### Requirement
Reading down the listing below, count the lines where the word "pomocy" shows up, then give only that count.

-- begin Dataset content --

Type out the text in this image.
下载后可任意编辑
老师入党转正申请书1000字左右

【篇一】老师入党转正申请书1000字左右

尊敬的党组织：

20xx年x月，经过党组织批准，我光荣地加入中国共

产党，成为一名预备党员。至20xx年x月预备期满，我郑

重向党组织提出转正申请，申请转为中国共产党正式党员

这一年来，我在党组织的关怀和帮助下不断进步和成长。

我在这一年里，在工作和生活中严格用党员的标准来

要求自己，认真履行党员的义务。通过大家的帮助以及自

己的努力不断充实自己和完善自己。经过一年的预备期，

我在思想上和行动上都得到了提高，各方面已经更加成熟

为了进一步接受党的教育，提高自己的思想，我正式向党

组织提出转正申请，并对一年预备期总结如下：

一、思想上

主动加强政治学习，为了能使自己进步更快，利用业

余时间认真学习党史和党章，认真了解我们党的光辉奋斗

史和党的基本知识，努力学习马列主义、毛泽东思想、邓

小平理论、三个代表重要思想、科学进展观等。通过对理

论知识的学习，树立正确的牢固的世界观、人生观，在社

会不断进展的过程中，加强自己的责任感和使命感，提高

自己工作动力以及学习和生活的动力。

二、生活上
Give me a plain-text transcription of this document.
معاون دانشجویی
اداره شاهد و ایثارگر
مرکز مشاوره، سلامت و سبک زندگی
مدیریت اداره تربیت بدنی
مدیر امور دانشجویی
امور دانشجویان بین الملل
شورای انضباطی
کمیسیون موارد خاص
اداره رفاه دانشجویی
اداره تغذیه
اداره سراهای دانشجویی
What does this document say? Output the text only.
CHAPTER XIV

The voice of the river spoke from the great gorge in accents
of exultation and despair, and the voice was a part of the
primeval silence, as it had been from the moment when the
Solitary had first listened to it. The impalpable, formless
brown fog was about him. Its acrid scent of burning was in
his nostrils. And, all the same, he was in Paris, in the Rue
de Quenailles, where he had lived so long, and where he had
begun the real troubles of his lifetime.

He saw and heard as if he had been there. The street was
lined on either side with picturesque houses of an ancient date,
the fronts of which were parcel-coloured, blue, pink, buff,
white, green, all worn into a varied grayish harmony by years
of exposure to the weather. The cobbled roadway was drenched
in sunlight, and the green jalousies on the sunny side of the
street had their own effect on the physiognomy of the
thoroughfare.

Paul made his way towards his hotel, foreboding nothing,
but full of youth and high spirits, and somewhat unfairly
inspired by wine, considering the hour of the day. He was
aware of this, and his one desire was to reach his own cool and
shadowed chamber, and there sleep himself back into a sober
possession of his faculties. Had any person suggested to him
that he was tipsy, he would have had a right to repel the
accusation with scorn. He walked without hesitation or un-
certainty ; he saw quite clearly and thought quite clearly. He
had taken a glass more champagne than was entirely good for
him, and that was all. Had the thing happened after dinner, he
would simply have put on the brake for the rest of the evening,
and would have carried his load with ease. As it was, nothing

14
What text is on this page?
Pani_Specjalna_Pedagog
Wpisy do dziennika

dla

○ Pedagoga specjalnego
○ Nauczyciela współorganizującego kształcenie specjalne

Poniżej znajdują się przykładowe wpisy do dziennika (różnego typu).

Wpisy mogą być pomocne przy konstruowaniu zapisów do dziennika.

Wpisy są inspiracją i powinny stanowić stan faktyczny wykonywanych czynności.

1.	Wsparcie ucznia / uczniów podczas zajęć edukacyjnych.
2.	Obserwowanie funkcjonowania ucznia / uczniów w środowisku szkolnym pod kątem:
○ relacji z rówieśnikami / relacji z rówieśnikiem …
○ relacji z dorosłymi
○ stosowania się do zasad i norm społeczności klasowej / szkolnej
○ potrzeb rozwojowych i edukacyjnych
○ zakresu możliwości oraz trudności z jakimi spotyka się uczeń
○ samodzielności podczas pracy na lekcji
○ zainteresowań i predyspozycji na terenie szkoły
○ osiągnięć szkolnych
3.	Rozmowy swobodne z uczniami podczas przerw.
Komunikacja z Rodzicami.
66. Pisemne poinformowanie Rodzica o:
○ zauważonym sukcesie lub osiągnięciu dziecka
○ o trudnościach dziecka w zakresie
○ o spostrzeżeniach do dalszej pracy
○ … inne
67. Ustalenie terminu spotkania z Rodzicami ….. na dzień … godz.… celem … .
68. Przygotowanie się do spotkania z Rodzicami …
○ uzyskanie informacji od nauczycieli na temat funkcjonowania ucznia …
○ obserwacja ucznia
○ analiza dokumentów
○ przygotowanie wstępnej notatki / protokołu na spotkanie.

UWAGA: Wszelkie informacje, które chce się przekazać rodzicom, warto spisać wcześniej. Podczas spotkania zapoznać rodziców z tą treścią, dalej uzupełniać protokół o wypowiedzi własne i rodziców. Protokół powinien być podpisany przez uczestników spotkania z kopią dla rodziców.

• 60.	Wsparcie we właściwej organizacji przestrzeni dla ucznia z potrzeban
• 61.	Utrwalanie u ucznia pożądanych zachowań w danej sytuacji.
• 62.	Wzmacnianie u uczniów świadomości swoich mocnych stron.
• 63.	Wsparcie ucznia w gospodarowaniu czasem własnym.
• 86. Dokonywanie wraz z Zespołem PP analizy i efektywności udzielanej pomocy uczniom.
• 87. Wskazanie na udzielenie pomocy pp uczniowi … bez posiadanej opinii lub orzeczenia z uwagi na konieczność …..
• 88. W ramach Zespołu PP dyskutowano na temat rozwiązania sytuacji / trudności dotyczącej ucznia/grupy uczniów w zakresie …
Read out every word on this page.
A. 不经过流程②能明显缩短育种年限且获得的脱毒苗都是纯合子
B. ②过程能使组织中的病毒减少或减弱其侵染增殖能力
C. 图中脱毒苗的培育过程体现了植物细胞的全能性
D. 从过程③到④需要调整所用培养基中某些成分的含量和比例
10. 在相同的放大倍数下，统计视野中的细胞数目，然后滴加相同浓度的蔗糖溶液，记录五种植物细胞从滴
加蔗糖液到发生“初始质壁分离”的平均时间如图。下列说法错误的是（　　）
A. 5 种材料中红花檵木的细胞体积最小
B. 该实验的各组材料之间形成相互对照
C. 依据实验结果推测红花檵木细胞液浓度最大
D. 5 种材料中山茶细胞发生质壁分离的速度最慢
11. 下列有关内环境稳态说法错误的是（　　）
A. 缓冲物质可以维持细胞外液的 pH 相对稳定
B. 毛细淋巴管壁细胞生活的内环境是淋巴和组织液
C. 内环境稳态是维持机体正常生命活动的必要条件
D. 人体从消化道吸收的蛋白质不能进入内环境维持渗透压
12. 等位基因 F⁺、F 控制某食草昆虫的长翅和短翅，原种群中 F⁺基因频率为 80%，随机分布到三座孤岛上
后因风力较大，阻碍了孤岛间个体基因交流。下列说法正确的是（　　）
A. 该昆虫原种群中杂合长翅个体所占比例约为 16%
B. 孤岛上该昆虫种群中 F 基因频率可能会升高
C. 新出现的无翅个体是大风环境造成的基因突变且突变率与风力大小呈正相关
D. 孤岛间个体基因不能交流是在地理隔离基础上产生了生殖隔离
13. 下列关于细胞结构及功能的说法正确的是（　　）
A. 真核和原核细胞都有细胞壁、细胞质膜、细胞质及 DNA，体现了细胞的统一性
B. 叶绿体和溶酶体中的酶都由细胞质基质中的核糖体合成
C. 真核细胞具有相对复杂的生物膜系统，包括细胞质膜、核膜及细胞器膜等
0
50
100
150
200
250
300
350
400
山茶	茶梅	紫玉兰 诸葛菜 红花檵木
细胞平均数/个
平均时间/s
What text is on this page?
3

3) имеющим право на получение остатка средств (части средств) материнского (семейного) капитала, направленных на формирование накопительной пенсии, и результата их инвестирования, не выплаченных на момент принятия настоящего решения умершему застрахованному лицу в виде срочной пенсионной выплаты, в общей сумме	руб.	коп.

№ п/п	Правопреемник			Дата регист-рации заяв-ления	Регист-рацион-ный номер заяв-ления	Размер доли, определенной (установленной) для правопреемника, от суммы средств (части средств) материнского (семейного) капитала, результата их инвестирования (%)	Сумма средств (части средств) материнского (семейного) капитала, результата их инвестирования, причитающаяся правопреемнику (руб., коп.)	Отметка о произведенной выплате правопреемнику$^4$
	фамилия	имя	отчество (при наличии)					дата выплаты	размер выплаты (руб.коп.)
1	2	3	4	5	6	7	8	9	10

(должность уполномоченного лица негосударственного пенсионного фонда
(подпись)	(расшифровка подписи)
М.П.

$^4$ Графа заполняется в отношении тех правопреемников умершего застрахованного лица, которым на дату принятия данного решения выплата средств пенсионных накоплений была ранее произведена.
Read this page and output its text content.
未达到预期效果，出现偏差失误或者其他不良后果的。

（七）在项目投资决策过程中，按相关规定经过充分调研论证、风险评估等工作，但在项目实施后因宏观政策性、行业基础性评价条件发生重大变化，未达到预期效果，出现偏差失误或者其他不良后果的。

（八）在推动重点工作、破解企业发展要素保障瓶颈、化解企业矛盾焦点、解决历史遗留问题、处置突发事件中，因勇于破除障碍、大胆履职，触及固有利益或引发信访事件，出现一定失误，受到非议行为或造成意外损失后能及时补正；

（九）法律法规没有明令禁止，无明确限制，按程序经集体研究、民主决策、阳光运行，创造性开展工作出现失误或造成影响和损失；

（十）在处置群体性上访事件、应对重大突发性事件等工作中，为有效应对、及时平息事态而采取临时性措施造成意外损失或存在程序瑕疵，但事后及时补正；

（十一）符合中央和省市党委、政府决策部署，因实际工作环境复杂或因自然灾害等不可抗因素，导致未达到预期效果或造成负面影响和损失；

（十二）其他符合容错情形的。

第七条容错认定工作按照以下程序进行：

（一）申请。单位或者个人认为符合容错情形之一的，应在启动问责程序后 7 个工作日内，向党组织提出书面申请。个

-- end Dataset content --

### Task response
2